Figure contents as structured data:
----------
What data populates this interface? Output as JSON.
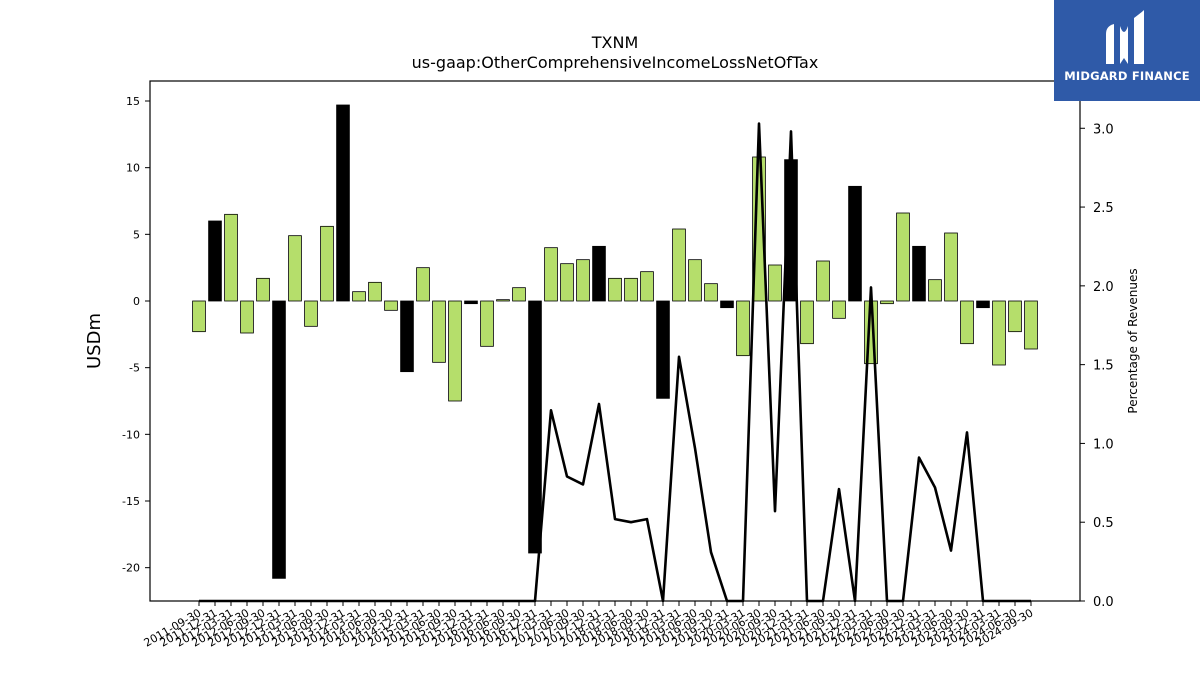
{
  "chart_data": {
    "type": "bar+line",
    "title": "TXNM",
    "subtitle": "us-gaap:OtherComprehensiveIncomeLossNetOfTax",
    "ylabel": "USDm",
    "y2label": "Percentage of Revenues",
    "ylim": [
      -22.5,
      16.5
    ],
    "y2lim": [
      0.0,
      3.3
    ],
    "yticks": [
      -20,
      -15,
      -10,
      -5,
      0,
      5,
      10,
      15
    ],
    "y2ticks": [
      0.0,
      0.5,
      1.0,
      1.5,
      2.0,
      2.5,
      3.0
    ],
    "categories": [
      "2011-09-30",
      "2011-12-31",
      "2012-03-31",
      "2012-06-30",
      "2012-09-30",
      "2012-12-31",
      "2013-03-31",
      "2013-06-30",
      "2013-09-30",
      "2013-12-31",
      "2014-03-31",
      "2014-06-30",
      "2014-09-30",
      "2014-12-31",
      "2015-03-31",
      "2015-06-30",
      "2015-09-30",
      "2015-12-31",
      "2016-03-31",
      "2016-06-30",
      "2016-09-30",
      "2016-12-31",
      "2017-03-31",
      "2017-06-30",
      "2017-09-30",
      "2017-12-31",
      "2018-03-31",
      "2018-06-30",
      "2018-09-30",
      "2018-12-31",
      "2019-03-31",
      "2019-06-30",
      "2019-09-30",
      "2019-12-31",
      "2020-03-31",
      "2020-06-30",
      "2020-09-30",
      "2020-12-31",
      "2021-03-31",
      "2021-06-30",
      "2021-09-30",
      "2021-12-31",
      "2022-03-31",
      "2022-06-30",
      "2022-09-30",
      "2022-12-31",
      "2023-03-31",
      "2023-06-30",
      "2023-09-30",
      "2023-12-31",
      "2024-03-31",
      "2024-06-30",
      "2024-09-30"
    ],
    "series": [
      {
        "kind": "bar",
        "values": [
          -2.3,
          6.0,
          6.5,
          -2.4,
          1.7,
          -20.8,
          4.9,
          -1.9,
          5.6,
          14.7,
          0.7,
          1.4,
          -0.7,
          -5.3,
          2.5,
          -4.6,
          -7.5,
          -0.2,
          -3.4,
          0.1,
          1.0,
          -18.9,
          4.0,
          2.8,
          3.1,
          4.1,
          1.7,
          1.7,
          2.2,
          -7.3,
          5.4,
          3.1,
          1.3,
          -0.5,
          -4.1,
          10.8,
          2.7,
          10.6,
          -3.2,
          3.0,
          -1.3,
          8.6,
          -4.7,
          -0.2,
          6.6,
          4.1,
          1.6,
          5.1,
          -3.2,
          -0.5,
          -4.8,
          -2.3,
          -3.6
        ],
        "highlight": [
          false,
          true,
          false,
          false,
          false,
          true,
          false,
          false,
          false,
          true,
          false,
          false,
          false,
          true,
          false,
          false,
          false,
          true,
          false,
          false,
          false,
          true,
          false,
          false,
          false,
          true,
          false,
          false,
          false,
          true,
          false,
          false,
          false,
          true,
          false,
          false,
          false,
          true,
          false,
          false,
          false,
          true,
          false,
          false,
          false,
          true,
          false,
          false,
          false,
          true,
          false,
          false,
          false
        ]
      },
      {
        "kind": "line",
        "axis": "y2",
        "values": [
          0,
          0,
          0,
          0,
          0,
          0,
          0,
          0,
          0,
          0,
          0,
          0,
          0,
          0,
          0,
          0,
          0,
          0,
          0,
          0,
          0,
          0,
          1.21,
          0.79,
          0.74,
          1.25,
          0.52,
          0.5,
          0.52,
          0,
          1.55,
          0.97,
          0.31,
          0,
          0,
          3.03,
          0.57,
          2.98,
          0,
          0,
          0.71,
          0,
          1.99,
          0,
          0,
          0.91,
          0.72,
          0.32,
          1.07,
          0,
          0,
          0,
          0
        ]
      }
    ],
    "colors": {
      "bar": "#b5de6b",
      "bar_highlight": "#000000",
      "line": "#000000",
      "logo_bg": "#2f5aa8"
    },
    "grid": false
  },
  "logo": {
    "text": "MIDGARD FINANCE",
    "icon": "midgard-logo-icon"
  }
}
----------
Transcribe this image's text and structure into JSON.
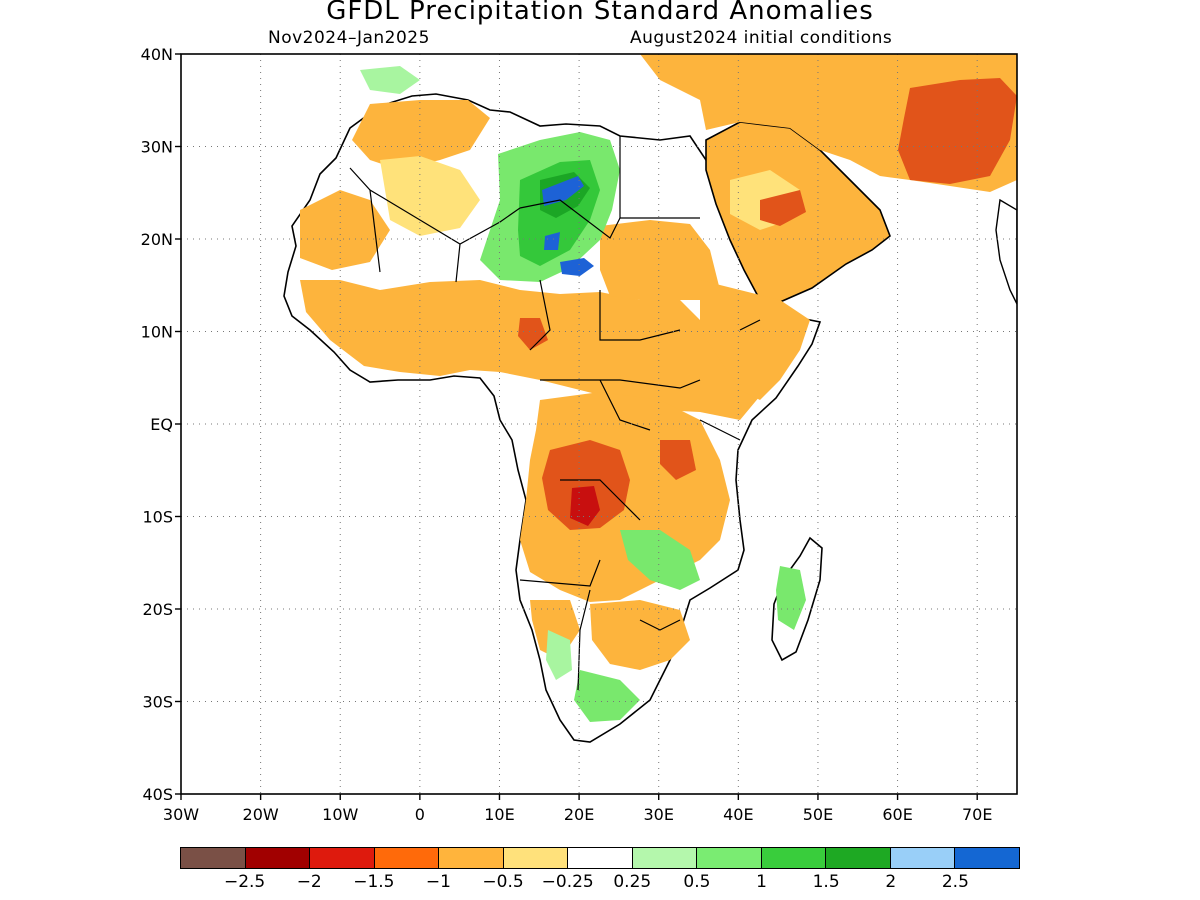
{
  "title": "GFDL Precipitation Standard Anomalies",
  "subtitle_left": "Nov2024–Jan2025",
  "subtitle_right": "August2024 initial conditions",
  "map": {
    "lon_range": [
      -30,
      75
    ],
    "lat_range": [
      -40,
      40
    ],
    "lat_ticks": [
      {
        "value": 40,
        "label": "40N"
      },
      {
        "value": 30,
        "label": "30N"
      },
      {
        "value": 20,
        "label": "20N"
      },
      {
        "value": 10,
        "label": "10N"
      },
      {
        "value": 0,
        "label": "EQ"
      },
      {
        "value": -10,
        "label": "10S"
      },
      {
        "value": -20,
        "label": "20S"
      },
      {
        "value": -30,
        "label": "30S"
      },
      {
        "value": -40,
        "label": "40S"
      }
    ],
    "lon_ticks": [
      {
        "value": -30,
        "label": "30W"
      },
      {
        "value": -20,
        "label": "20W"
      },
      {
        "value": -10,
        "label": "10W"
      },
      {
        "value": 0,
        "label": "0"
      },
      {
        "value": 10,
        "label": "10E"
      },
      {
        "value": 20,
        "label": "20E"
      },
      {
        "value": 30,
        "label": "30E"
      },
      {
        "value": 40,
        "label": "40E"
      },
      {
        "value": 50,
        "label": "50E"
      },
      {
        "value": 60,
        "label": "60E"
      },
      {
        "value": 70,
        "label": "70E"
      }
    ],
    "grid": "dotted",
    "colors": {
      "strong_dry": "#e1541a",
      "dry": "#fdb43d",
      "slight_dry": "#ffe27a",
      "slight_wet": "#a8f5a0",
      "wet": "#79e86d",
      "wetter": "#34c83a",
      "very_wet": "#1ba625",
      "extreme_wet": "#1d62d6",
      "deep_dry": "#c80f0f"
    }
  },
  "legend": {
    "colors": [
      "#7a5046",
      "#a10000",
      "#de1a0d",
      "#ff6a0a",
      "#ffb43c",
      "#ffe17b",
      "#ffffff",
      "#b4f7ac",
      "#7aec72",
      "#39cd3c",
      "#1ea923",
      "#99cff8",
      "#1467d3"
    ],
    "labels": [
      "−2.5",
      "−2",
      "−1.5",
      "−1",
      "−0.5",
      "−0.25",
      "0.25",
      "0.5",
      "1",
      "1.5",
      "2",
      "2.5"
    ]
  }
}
----------
*Problem to solve*: Collect each line above holding the string "this".

*Exercise response*:
What data populates this interface? Output as JSON.
Transcribe this image's text and structure into JSON.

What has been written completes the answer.